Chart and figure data

--- Begin ---

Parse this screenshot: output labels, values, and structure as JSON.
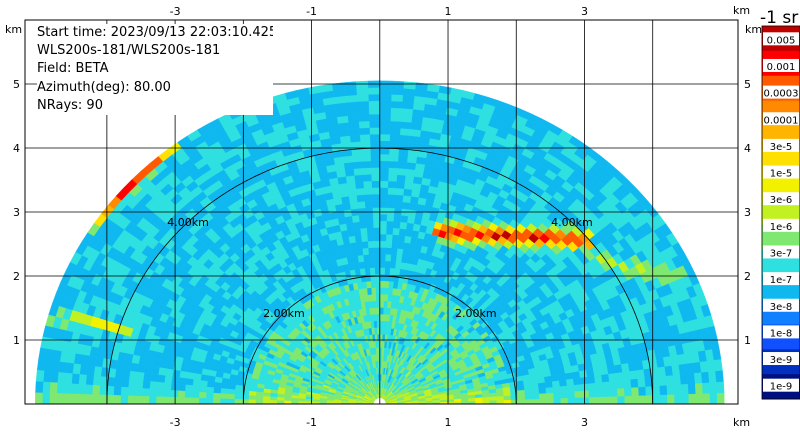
{
  "chart_data": {
    "type": "heatmap",
    "plot_kind": "RHI (range-height indicator) lidar scan",
    "info_lines": [
      "Start time: 2023/09/13 22:03:10.425",
      "WLS200s-181/WLS200s-181",
      "Field: BETA",
      "Azimuth(deg): 80.00",
      "NRays: 90"
    ],
    "axes": {
      "x_unit": "km",
      "y_unit": "km",
      "xlim": [
        -5.2,
        5.25
      ],
      "ylim": [
        0,
        6
      ],
      "x_ticks": [
        -3,
        -1,
        1,
        3
      ],
      "y_ticks": [
        1,
        2,
        3,
        4,
        5
      ],
      "grid": true
    },
    "range_rings": [
      {
        "radius_km": 2,
        "labels": [
          "2.00km",
          "2.00km"
        ]
      },
      {
        "radius_km": 4,
        "labels": [
          "4.00km",
          "4.00km"
        ]
      }
    ],
    "max_range_km": 5.05,
    "colorbar": {
      "unit_label": "-1 sr",
      "position": "right",
      "labels": [
        "0.005",
        "0.001",
        "0.0003",
        "0.0001",
        "3e-5",
        "1e-5",
        "3e-6",
        "1e-6",
        "3e-7",
        "1e-7",
        "3e-8",
        "1e-8",
        "3e-9",
        "1e-9"
      ],
      "colors": [
        "#c00000",
        "#ff0000",
        "#ff5a00",
        "#ff8a00",
        "#ffb400",
        "#ffe000",
        "#f2f200",
        "#c2f020",
        "#7ee870",
        "#2ee0e0",
        "#10b8f0",
        "#1080ff",
        "#1050ff",
        "#0030c0",
        "#001080"
      ]
    },
    "features": [
      {
        "name": "aerosol layer top (left)",
        "range_km": [
          -4.6,
          -3.0
        ],
        "height_km": [
          2.5,
          4.3
        ],
        "level": "3e-5 to 3e-6"
      },
      {
        "name": "aerosol layer top (right)",
        "range_km": [
          0.8,
          3.0
        ],
        "height_km": [
          2.4,
          2.7
        ],
        "level": "1e-5 to 1e-4"
      },
      {
        "name": "surface layer",
        "range_km": [
          -5.1,
          5.1
        ],
        "height_km": [
          0,
          0.4
        ],
        "level": "1e-7"
      }
    ]
  }
}
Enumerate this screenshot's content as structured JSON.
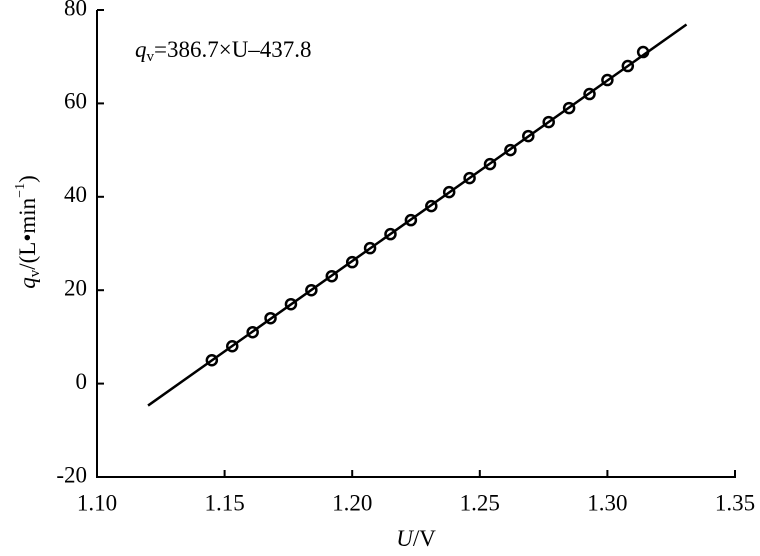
{
  "chart_data": {
    "type": "scatter",
    "x": [
      1.145,
      1.153,
      1.161,
      1.168,
      1.176,
      1.184,
      1.192,
      1.2,
      1.207,
      1.215,
      1.223,
      1.231,
      1.238,
      1.246,
      1.254,
      1.262,
      1.269,
      1.277,
      1.285,
      1.293,
      1.3,
      1.308,
      1.314
    ],
    "values": [
      5,
      8,
      11,
      14,
      17,
      20,
      23,
      26,
      29,
      32,
      35,
      38,
      41,
      44,
      47,
      50,
      53,
      56,
      59,
      62,
      65,
      68,
      71
    ],
    "color": "#000000",
    "fit_line": {
      "x": [
        1.12,
        1.331
      ],
      "values": [
        -4.7,
        76.9
      ]
    },
    "annotation": {
      "symbol": "q",
      "subscript": "v",
      "text": "=386.7×U–437.8"
    },
    "x_label": {
      "symbol": "U",
      "unit": "/V"
    },
    "y_label": {
      "symbol": "q",
      "subscript": "v",
      "unit": "/(L•min",
      "exponent": "−1",
      "close": ")"
    },
    "xlim": [
      1.1,
      1.35
    ],
    "xticks": [
      {
        "value": 1.1,
        "label": "1.10"
      },
      1.15,
      {
        "value": 1.2,
        "label": "1.20"
      },
      1.25,
      {
        "value": 1.3,
        "label": "1.30"
      },
      1.35
    ],
    "ylim": [
      -20,
      80
    ],
    "yticks": [
      -20,
      0,
      20,
      40,
      60,
      80
    ]
  }
}
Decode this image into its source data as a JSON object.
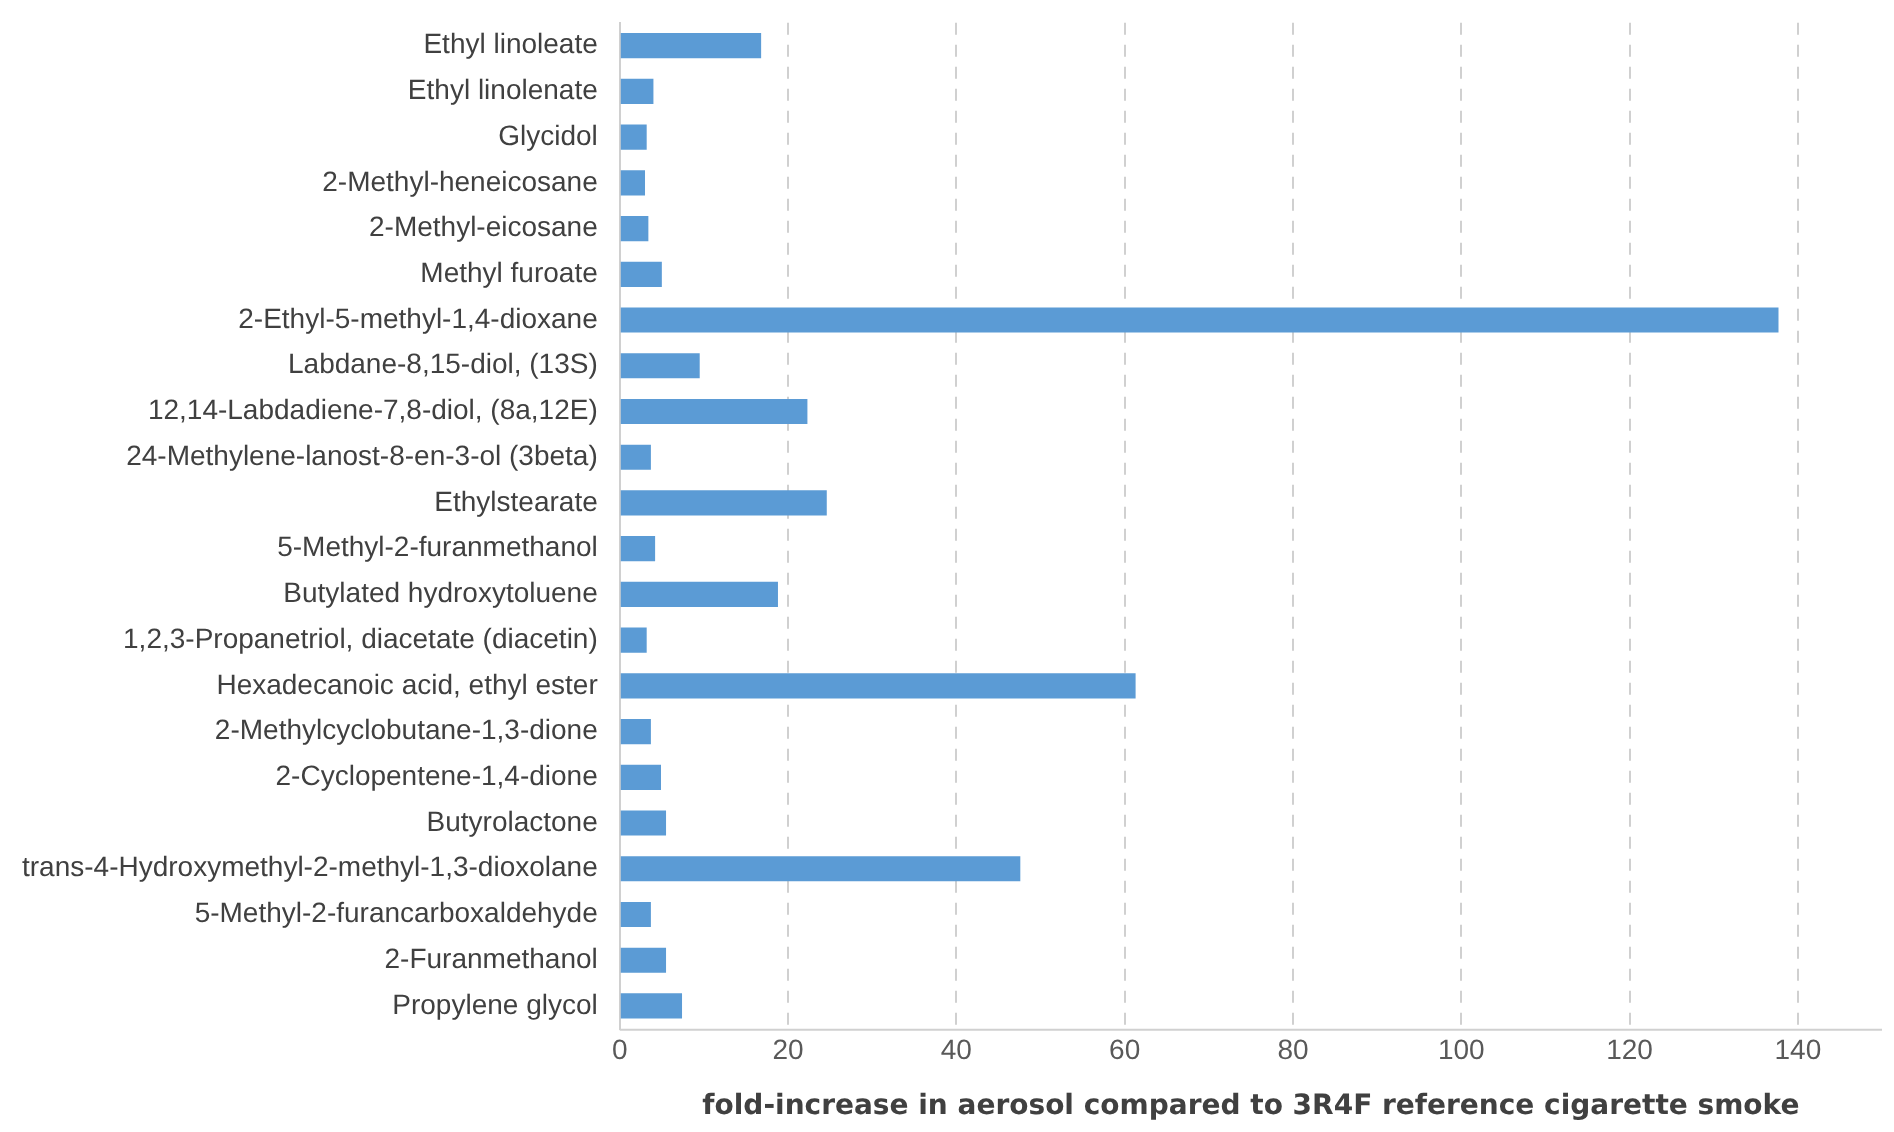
{
  "chart_data": {
    "type": "bar",
    "orientation": "horizontal",
    "xlabel": "fold-increase in aerosol compared to 3R4F reference cigarette smoke",
    "categories": [
      "Ethyl linoleate",
      "Ethyl linolenate",
      "Glycidol",
      "2-Methyl-heneicosane",
      "2-Methyl-eicosane",
      "Methyl furoate",
      "2-Ethyl-5-methyl-1,4-dioxane",
      "Labdane-8,15-diol, (13S)",
      "12,14-Labdadiene-7,8-diol, (8a,12E)",
      "24-Methylene-lanost-8-en-3-ol (3beta)",
      "Ethylstearate",
      "5-Methyl-2-furanmethanol",
      "Butylated hydroxytoluene",
      "1,2,3-Propanetriol, diacetate (diacetin)",
      "Hexadecanoic acid, ethyl ester",
      "2-Methylcyclobutane-1,3-dione",
      "2-Cyclopentene-1,4-dione",
      "Butyrolactone",
      "trans-4-Hydroxymethyl-2-methyl-1,3-dioxolane",
      "5-Methyl-2-furancarboxaldehyde",
      "2-Furanmethanol",
      "Propylene glycol"
    ],
    "values": [
      16.8,
      4.0,
      3.2,
      3.0,
      3.4,
      5.0,
      137.7,
      9.5,
      22.3,
      3.7,
      24.6,
      4.2,
      18.8,
      3.2,
      61.3,
      3.7,
      4.9,
      5.5,
      47.6,
      3.7,
      5.5,
      7.4
    ],
    "color": "#5b9bd5",
    "xlim": [
      0,
      150
    ],
    "xticks": [
      0,
      20,
      40,
      60,
      80,
      100,
      120,
      140
    ],
    "grid": "x",
    "line_style": "dashed"
  }
}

--- End ---

**STATED TASK:**
Your task is to gather every line with the word "dione" and copy it.

**ANSWER TO THE EXERCISE:**
      "2-Methylcyclobutane-1,3-dione",
      "2-Cyclopentene-1,4-dione",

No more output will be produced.